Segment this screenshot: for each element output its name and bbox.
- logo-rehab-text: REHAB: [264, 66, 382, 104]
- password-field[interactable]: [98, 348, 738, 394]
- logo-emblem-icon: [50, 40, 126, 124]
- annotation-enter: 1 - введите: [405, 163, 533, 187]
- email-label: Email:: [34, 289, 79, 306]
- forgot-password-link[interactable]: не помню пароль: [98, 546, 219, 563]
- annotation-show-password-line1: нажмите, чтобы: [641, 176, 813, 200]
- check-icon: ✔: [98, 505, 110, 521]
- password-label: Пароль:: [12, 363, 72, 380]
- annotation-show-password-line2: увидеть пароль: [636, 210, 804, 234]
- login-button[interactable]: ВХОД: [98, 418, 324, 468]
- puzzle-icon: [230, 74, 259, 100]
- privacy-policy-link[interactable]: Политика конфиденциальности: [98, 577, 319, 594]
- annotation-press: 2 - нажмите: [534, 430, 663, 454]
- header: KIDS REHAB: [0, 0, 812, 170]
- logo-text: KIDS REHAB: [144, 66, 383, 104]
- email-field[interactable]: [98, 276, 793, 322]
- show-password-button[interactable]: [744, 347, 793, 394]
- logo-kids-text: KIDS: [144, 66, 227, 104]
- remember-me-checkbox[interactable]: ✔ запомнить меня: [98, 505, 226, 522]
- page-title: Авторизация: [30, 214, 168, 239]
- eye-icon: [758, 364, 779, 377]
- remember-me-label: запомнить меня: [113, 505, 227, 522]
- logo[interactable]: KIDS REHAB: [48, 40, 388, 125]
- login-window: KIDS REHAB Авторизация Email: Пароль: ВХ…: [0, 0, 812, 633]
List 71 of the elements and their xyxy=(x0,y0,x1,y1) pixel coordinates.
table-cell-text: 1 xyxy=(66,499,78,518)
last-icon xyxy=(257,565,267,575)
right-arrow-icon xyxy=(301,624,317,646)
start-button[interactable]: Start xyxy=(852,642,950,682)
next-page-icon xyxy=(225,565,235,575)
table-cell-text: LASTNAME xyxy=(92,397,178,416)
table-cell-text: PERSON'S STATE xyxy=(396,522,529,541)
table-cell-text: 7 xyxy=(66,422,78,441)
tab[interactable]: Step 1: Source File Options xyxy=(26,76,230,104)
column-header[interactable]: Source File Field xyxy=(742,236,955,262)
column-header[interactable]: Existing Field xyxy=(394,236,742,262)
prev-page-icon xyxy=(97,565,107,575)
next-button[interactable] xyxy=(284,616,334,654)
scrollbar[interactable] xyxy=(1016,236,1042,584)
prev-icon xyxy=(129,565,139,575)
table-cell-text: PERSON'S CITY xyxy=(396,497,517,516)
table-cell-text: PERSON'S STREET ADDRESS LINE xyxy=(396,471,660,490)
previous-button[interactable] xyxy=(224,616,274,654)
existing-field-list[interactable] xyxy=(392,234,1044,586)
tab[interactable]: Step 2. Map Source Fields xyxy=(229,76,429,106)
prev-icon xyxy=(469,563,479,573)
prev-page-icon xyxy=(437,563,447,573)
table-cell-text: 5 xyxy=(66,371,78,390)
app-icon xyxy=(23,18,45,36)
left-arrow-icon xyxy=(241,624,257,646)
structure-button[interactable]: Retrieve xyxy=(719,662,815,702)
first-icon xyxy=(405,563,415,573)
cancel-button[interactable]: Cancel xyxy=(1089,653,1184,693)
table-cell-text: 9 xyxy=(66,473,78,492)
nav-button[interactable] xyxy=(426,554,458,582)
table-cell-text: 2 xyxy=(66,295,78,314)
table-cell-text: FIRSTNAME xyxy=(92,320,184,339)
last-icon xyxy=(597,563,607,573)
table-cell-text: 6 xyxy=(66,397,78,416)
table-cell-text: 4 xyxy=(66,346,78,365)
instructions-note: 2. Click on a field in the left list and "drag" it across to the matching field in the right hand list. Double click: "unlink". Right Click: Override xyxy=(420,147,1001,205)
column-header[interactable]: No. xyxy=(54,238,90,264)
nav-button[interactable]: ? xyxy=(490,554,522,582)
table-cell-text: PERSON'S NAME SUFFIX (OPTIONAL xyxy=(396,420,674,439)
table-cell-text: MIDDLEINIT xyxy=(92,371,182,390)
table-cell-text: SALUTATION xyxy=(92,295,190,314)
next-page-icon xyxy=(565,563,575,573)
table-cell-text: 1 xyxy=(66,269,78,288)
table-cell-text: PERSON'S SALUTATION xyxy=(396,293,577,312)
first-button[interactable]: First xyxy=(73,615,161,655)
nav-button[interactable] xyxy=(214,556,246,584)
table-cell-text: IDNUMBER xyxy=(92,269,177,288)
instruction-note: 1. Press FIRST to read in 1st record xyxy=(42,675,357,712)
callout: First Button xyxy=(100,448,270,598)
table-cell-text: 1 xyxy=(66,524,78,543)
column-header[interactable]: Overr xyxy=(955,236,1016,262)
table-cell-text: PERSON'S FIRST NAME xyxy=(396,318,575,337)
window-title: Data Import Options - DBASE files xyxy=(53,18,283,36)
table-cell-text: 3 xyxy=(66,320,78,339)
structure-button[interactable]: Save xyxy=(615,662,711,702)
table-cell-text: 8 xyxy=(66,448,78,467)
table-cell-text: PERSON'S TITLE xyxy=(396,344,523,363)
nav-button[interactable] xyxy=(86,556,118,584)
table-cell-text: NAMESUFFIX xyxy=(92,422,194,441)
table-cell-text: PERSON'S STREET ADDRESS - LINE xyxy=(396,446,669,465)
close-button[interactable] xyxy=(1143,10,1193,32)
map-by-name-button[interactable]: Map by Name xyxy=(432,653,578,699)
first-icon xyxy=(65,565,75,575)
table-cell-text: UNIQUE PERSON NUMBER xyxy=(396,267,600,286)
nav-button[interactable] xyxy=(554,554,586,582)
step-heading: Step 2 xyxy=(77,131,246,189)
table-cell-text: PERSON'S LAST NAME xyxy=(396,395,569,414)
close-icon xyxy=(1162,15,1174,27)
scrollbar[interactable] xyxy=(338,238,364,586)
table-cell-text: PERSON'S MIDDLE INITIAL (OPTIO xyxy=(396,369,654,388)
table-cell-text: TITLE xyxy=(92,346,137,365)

» Aim of the exercise
Reproduce the entire listing above line for line, without changing anything.

» Written response
Segment this screenshot: for each element output its name and bbox.
- logo-rehab-text: REHAB: [264, 66, 382, 104]
- password-field[interactable]: [98, 348, 738, 394]
- logo-emblem-icon: [50, 40, 126, 124]
- annotation-enter: 1 - введите: [405, 163, 533, 187]
- email-label: Email:: [34, 289, 79, 306]
- forgot-password-link[interactable]: не помню пароль: [98, 546, 219, 563]
- annotation-show-password-line1: нажмите, чтобы: [641, 176, 813, 200]
- check-icon: ✔: [98, 505, 110, 521]
- password-label: Пароль:: [12, 363, 72, 380]
- annotation-show-password-line2: увидеть пароль: [636, 210, 804, 234]
- login-button[interactable]: ВХОД: [98, 418, 324, 468]
- puzzle-icon: [230, 74, 259, 100]
- privacy-policy-link[interactable]: Политика конфиденциальности: [98, 577, 319, 594]
- annotation-press: 2 - нажмите: [534, 430, 663, 454]
- header: KIDS REHAB: [0, 0, 812, 170]
- logo-text: KIDS REHAB: [144, 66, 383, 104]
- email-field[interactable]: [98, 276, 793, 322]
- show-password-button[interactable]: [744, 347, 793, 394]
- logo-kids-text: KIDS: [144, 66, 227, 104]
- remember-me-checkbox[interactable]: ✔ запомнить меня: [98, 505, 226, 522]
- page-title: Авторизация: [30, 214, 168, 239]
- eye-icon: [758, 364, 779, 377]
- remember-me-label: запомнить меня: [113, 505, 227, 522]
- logo[interactable]: KIDS REHAB: [48, 40, 388, 125]
- login-window: KIDS REHAB Авторизация Email: Пароль: ВХ…: [0, 0, 812, 633]
List 71 of the elements and their xyxy=(x0,y0,x1,y1) pixel coordinates.
table-cell-text: 1 xyxy=(66,499,78,518)
last-icon xyxy=(257,565,267,575)
right-arrow-icon xyxy=(301,624,317,646)
start-button[interactable]: Start xyxy=(852,642,950,682)
next-page-icon xyxy=(225,565,235,575)
table-cell-text: LASTNAME xyxy=(92,397,178,416)
table-cell-text: PERSON'S STATE xyxy=(396,522,529,541)
table-cell-text: 7 xyxy=(66,422,78,441)
tab[interactable]: Step 1: Source File Options xyxy=(26,76,230,104)
column-header[interactable]: Source File Field xyxy=(742,236,955,262)
column-header[interactable]: Existing Field xyxy=(394,236,742,262)
prev-page-icon xyxy=(97,565,107,575)
next-button[interactable] xyxy=(284,616,334,654)
scrollbar[interactable] xyxy=(1016,236,1042,584)
prev-icon xyxy=(129,565,139,575)
table-cell-text: PERSON'S CITY xyxy=(396,497,517,516)
table-cell-text: PERSON'S STREET ADDRESS LINE xyxy=(396,471,660,490)
previous-button[interactable] xyxy=(224,616,274,654)
existing-field-list[interactable] xyxy=(392,234,1044,586)
tab[interactable]: Step 2. Map Source Fields xyxy=(229,76,429,106)
prev-icon xyxy=(469,563,479,573)
prev-page-icon xyxy=(437,563,447,573)
table-cell-text: 5 xyxy=(66,371,78,390)
app-icon xyxy=(23,18,45,36)
left-arrow-icon xyxy=(241,624,257,646)
structure-button[interactable]: Retrieve xyxy=(719,662,815,702)
first-icon xyxy=(405,563,415,573)
cancel-button[interactable]: Cancel xyxy=(1089,653,1184,693)
table-cell-text: 9 xyxy=(66,473,78,492)
nav-button[interactable] xyxy=(426,554,458,582)
table-cell-text: 2 xyxy=(66,295,78,314)
table-cell-text: FIRSTNAME xyxy=(92,320,184,339)
last-icon xyxy=(597,563,607,573)
table-cell-text: 6 xyxy=(66,397,78,416)
table-cell-text: 4 xyxy=(66,346,78,365)
instructions-note: 2. Click on a field in the left list and "drag" it across to the matching field in the right hand list. Double click: "unlink". Right Click: Override xyxy=(420,147,1001,205)
column-header[interactable]: No. xyxy=(54,238,90,264)
nav-button[interactable]: ? xyxy=(490,554,522,582)
table-cell-text: PERSON'S NAME SUFFIX (OPTIONAL xyxy=(396,420,674,439)
table-cell-text: MIDDLEINIT xyxy=(92,371,182,390)
table-cell-text: SALUTATION xyxy=(92,295,190,314)
next-page-icon xyxy=(565,563,575,573)
table-cell-text: 1 xyxy=(66,269,78,288)
table-cell-text: PERSON'S SALUTATION xyxy=(396,293,577,312)
first-button[interactable]: First xyxy=(73,615,161,655)
nav-button[interactable] xyxy=(214,556,246,584)
table-cell-text: IDNUMBER xyxy=(92,269,177,288)
instruction-note: 1. Press FIRST to read in 1st record xyxy=(42,675,357,712)
callout: First Button xyxy=(100,448,270,598)
table-cell-text: 1 xyxy=(66,524,78,543)
column-header[interactable]: Overr xyxy=(955,236,1016,262)
table-cell-text: PERSON'S FIRST NAME xyxy=(396,318,575,337)
window-title: Data Import Options - DBASE files xyxy=(53,18,283,36)
table-cell-text: 3 xyxy=(66,320,78,339)
structure-button[interactable]: Save xyxy=(615,662,711,702)
table-cell-text: 8 xyxy=(66,448,78,467)
table-cell-text: PERSON'S TITLE xyxy=(396,344,523,363)
nav-button[interactable] xyxy=(86,556,118,584)
table-cell-text: NAMESUFFIX xyxy=(92,422,194,441)
table-cell-text: PERSON'S STREET ADDRESS - LINE xyxy=(396,446,669,465)
close-button[interactable] xyxy=(1143,10,1193,32)
map-by-name-button[interactable]: Map by Name xyxy=(432,653,578,699)
first-icon xyxy=(65,565,75,575)
table-cell-text: UNIQUE PERSON NUMBER xyxy=(396,267,600,286)
nav-button[interactable] xyxy=(554,554,586,582)
step-heading: Step 2 xyxy=(77,131,246,189)
table-cell-text: PERSON'S LAST NAME xyxy=(396,395,569,414)
close-icon xyxy=(1162,15,1174,27)
scrollbar[interactable] xyxy=(338,238,364,586)
table-cell-text: PERSON'S MIDDLE INITIAL (OPTIO xyxy=(396,369,654,388)
table-cell-text: TITLE xyxy=(92,346,137,365)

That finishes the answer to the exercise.